* _TASK TO CARRY OUT_
State only the number of lines that contain the string "title".

* _RECORDS TO USE_
++++++++++++++++++++

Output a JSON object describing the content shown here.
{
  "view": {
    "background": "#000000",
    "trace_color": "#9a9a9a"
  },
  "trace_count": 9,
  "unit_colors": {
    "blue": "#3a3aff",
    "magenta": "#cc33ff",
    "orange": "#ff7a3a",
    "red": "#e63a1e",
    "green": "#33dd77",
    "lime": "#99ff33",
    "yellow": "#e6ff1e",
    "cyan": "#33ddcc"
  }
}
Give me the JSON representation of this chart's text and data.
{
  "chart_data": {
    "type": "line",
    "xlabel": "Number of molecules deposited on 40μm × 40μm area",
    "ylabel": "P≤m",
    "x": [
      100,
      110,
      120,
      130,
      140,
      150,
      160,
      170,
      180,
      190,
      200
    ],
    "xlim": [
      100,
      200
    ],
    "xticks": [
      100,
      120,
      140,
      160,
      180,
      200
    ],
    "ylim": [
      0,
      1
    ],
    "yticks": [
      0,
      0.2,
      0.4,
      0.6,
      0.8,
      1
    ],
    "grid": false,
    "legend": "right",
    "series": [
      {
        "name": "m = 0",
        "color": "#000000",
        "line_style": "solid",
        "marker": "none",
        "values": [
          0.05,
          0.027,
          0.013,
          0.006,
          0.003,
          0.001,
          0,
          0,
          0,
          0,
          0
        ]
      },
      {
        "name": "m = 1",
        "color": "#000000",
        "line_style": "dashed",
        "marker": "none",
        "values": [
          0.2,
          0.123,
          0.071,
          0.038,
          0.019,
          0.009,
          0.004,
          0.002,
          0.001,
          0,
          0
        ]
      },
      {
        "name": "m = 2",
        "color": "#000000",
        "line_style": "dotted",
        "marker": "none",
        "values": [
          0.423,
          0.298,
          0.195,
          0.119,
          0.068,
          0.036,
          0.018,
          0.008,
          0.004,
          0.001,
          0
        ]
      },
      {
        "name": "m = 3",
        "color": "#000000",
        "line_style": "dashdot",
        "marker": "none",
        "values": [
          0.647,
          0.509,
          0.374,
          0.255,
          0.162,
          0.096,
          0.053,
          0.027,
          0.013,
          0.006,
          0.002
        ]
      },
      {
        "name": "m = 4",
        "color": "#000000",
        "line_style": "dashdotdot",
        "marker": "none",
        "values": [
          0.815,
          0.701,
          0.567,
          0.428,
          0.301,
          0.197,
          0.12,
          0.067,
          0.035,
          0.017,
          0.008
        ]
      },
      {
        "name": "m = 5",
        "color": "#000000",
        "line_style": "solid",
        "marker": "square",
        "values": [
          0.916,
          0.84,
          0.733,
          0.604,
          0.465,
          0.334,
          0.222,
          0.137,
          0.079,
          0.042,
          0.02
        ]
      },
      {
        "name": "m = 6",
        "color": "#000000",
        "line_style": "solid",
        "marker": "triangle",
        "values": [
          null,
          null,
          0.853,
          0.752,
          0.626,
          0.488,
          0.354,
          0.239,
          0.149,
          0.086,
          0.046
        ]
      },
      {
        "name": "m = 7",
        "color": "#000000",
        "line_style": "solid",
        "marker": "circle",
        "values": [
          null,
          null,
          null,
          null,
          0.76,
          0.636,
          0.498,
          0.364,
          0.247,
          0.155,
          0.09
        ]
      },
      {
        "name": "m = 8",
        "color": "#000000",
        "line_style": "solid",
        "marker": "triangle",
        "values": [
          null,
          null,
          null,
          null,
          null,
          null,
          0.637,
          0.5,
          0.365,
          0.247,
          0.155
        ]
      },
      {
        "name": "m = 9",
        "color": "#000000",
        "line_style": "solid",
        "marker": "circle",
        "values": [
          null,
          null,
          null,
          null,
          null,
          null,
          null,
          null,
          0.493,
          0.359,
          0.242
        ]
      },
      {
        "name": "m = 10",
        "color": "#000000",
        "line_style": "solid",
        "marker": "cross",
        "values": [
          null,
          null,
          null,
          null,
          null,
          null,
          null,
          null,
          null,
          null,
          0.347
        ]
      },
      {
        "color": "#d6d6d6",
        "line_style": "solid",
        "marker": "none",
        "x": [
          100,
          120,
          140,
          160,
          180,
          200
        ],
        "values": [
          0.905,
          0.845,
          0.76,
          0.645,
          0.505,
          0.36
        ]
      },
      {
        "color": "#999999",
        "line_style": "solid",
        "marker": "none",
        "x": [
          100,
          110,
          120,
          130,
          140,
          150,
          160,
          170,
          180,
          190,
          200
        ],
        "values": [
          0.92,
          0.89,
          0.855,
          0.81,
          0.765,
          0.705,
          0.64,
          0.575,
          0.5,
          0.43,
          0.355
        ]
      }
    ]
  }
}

++++++++++++++++++++

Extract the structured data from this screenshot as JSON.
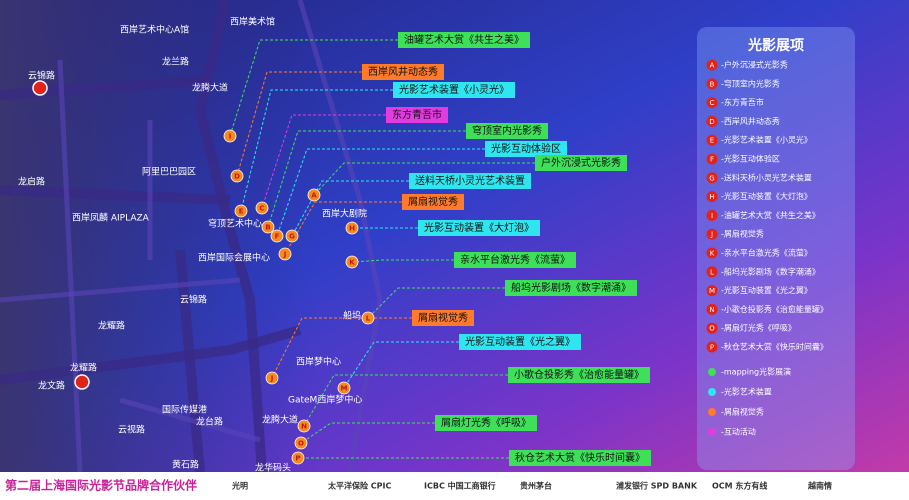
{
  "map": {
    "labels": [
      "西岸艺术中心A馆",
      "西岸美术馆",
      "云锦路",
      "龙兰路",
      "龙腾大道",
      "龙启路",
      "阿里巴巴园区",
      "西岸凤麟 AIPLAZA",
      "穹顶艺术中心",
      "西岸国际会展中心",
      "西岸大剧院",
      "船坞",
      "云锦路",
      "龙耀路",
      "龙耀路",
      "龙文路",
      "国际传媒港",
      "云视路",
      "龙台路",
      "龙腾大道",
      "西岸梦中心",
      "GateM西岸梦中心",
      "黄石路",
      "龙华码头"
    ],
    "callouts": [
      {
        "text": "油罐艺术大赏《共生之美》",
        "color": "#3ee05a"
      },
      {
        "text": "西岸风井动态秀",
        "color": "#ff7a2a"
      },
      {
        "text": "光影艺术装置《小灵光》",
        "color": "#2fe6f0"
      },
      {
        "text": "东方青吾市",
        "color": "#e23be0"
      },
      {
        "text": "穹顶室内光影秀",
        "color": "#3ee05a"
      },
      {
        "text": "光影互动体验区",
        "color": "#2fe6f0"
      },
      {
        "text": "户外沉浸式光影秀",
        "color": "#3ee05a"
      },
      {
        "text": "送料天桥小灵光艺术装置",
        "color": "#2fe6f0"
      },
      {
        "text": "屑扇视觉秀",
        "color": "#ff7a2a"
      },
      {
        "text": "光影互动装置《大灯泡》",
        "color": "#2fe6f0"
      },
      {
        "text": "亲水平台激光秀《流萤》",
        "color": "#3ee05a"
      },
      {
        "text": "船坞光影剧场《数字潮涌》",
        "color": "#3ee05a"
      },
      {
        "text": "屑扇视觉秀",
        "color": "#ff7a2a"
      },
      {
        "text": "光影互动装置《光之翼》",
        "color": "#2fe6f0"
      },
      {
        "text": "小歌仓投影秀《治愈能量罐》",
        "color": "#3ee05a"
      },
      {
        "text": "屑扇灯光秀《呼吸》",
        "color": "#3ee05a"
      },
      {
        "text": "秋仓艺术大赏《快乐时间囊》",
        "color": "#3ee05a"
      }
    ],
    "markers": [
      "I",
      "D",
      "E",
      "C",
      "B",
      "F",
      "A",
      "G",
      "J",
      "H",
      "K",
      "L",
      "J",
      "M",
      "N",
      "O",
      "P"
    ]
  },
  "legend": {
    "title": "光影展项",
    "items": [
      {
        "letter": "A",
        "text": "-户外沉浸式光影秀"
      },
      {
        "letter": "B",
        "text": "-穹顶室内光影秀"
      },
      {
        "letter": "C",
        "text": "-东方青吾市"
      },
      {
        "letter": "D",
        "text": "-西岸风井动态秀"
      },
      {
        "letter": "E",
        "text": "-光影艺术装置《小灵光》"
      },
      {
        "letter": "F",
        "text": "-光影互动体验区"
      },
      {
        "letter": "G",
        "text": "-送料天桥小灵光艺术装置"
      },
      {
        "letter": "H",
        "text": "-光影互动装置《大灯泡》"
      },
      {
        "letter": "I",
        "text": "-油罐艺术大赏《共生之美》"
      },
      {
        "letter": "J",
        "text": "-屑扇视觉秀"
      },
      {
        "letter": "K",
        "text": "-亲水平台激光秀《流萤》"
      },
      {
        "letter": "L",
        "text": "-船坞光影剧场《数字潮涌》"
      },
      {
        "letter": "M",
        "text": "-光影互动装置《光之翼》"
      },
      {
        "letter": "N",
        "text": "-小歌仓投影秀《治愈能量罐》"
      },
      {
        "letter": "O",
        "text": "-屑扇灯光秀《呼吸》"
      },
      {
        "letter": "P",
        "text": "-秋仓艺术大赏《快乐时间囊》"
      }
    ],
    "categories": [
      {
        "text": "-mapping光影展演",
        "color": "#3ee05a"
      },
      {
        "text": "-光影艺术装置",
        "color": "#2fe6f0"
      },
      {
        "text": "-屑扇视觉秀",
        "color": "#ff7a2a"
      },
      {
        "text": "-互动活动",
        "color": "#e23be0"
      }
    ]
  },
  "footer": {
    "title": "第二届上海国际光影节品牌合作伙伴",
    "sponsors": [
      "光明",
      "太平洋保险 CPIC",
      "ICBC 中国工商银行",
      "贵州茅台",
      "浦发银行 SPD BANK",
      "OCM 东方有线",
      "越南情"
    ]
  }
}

++++++++++++++++++++

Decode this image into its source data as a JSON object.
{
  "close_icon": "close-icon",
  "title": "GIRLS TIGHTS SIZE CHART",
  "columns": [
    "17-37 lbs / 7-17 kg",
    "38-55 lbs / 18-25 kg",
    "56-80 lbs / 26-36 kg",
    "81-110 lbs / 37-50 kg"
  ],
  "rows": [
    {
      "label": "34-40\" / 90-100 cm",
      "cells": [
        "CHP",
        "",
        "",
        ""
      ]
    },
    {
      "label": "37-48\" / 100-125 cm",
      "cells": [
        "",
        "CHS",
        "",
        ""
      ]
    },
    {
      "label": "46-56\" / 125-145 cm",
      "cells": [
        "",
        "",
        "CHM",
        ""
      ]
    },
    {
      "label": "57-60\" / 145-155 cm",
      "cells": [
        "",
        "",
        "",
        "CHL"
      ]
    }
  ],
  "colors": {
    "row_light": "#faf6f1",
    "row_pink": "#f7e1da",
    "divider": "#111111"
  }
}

++++++++++++++++++++

* _RESPONSE_
3